Rows
+++
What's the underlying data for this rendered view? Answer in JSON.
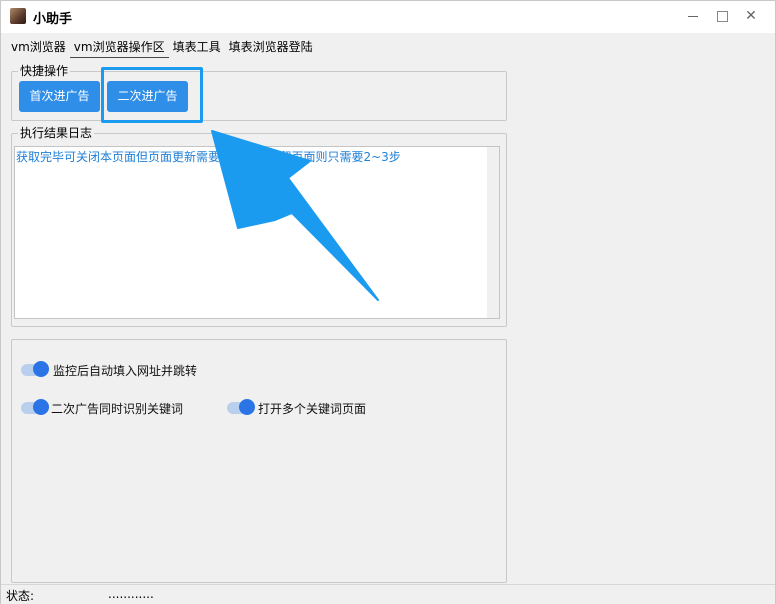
{
  "window": {
    "title": "小助手"
  },
  "tabs": [
    {
      "label": "vm浏览器"
    },
    {
      "label": "vm浏览器操作区"
    },
    {
      "label": "填表工具"
    },
    {
      "label": "填表浏览器登陆"
    }
  ],
  "quick_ops": {
    "title": "快捷操作",
    "first_button": "首次进广告",
    "second_button": "二次进广告"
  },
  "log": {
    "title": "执行结果日志",
    "text": "获取完毕可关闭本页面但页面更新需要                         5步流程保留页面则只需要2~3步"
  },
  "options": {
    "auto_fill": "监控后自动填入网址并跳转",
    "detect_keywords": "二次广告同时识别关键词",
    "open_pages": "打开多个关键词页面"
  },
  "status": {
    "label": "状态:",
    "value": "............"
  },
  "colors": {
    "accent": "#2f8ee8",
    "highlight": "#1a9bf0",
    "log_text": "#1f7fd6"
  }
}
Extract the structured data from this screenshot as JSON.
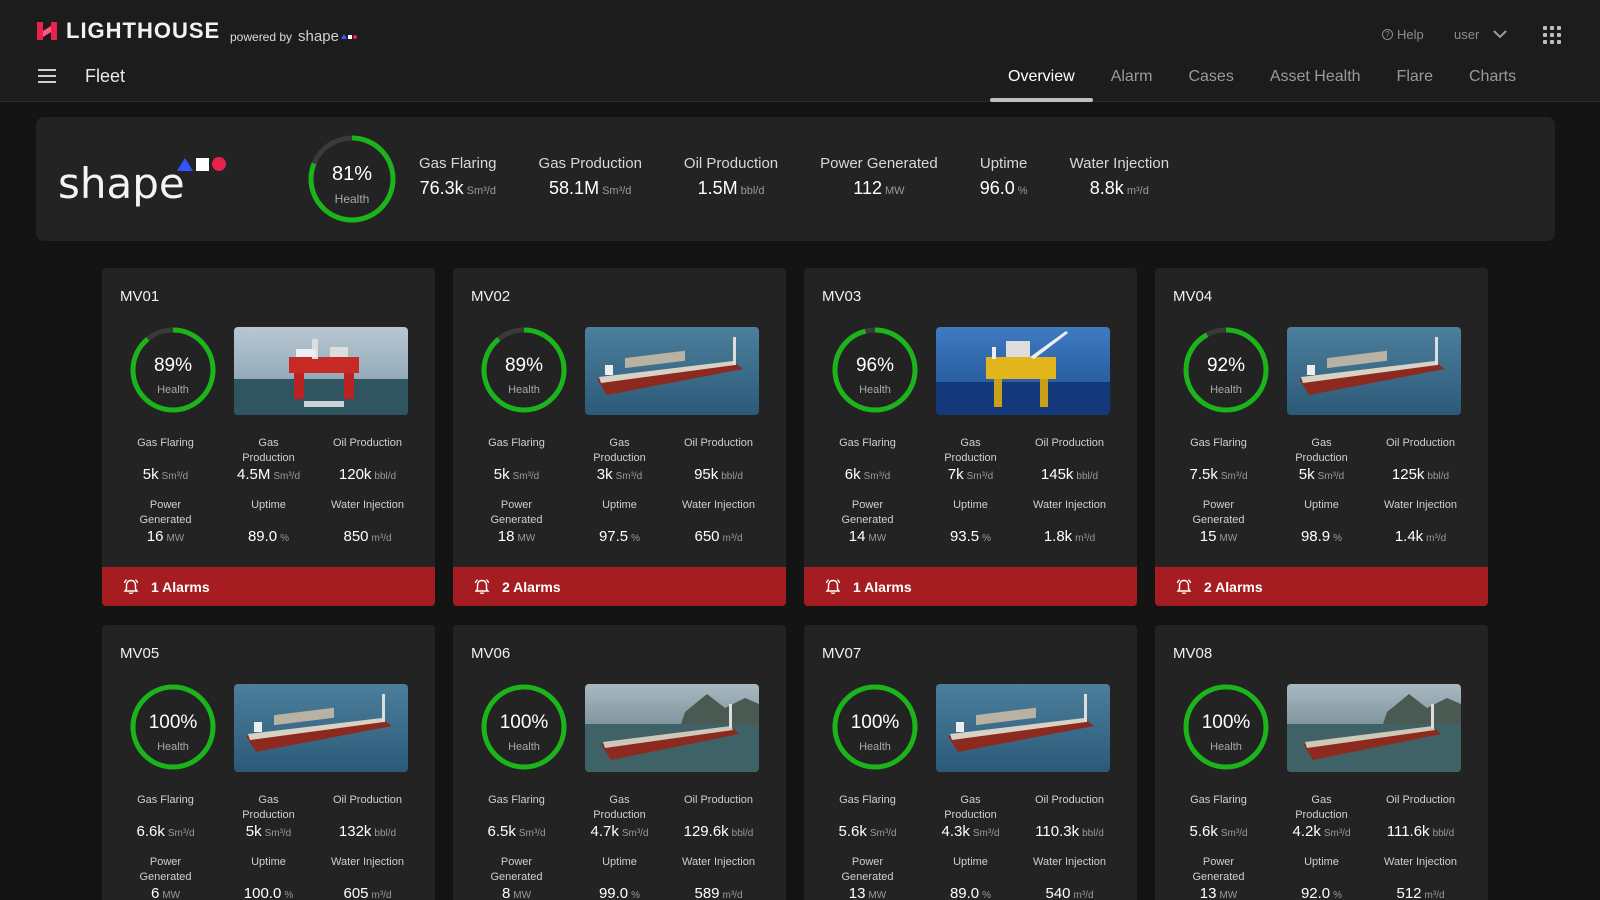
+++
Exercise requirements
Restate the listing above word for word, and skip the pictures.

Complete output
What's the underlying data for this rendered view? Answer in JSON.
{
  "window": {
    "title": "小助手"
  },
  "tabs": [
    {
      "label": "vm浏览器"
    },
    {
      "label": "vm浏览器操作区"
    },
    {
      "label": "填表工具"
    },
    {
      "label": "填表浏览器登陆"
    }
  ],
  "quick_ops": {
    "title": "快捷操作",
    "first_button": "首次进广告",
    "second_button": "二次进广告"
  },
  "log": {
    "title": "执行结果日志",
    "text": "获取完毕可关闭本页面但页面更新需要                         5步流程保留页面则只需要2~3步"
  },
  "options": {
    "auto_fill": "监控后自动填入网址并跳转",
    "detect_keywords": "二次广告同时识别关键词",
    "open_pages": "打开多个关键词页面"
  },
  "status": {
    "label": "状态:",
    "value": "............"
  },
  "colors": {
    "accent": "#2f8ee8",
    "highlight": "#1a9bf0",
    "log_text": "#1f7fd6"
  }
}
Extract the structured data from this screenshot as JSON.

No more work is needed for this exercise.